* _Document text_
————————

# `gatac features`

GPU-accelerated selection of the most accessible genomic features from one or
more tile-matrix h5ad files.  Uses quantile-based filtering following the
ArchR approach for binary matrices.

---

## Synopsis

```
gatac features <input.h5ad> [-n N_FEATURES]
               [-o OUTPUT] [--no-binarize]
               [--filter-lower QUANTILE] [--filter-upper QUANTILE]
```

---

## Arguments

### Positional

| Argument | Description |
|----------|-------------|
| `input.h5ad` | Path(s) or glob to h5ad tile-matrix file(s) |

### Options

| Flag | Default | Description |
|------|---------|-------------|
| `-n`, `--n-features` | `500000` | Number of features to retain |
| `-o`, `--output` | in-place or `<input>_features.h5ad` | Output path |
| `--no-binarize` | — | Skip binarization of the output matrix |
| `--filter-lower` | `0.005` | Lower quantile cutoff (removes very rare features) |
| `--filter-upper` | `0.005` | Upper quantile cutoff (removes ubiquitously open features) |

---

## Algorithm

For **binary matrices** (standard tile matrices), GATAC:

1. Computes per-feature accessibility counts (sum of binarized matrix).
2. Filters out features in the lower `filter_lower_quantile` and upper
   `filter_upper_quantile` quantile of accessibility.

————————

* _Dataset extract_
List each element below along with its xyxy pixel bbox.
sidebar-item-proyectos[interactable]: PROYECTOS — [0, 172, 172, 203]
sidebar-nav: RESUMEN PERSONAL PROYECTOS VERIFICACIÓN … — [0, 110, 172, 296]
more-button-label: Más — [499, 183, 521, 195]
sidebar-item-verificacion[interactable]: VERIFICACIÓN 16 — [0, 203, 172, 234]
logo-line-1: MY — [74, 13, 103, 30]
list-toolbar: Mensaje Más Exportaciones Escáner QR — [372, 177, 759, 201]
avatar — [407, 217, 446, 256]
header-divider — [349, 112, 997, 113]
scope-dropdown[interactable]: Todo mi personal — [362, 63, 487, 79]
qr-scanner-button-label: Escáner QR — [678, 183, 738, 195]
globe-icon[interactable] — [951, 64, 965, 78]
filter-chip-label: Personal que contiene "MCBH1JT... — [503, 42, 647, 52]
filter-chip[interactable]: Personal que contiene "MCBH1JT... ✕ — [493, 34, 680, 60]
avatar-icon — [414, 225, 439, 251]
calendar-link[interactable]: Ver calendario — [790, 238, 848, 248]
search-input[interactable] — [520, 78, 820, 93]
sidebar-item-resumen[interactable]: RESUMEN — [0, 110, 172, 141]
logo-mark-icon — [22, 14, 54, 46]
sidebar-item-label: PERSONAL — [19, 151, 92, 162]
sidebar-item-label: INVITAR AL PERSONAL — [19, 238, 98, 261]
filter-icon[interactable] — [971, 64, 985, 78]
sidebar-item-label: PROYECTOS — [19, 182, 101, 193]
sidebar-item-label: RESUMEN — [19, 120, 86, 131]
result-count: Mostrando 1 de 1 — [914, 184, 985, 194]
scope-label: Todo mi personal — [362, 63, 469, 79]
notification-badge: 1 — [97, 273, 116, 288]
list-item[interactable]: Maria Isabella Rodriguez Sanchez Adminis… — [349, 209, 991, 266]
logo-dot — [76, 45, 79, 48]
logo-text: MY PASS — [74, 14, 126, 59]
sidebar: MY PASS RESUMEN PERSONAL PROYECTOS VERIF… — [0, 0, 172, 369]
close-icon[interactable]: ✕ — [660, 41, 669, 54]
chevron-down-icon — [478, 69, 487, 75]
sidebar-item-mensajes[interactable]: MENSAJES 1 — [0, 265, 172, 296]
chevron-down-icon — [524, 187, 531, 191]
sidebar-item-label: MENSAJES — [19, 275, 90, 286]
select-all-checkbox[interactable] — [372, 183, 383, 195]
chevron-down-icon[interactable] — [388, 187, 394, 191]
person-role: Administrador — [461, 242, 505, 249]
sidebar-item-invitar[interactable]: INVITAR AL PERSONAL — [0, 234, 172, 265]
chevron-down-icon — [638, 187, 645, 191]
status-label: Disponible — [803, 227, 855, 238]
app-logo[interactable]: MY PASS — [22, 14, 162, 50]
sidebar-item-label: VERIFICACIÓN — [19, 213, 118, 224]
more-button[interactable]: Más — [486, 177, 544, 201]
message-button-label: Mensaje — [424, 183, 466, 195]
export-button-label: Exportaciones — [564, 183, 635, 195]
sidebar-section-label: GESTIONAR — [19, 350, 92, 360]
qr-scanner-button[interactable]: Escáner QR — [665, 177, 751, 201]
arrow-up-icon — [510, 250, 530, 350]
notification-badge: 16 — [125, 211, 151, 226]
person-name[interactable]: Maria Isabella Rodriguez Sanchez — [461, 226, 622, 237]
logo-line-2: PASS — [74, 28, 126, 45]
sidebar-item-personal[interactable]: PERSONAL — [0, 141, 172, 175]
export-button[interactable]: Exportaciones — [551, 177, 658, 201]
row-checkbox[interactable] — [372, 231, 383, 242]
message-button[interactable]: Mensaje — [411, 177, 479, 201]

————————

* _Exercise requirements_
Using the `gatac features` page, answer:
(a) How many features are kept by default?
(b) What kind of features does the `--filter-upper` cutoff remove?
(c) What does the first step of the algorithm for binary matrices compute?
The records have nothing to do with the `gatac features` page.

* _Response area_
(a) 500000
(b) Ubiquitously open features
(c) Per-feature accessibility counts (the sum of the binarized matrix)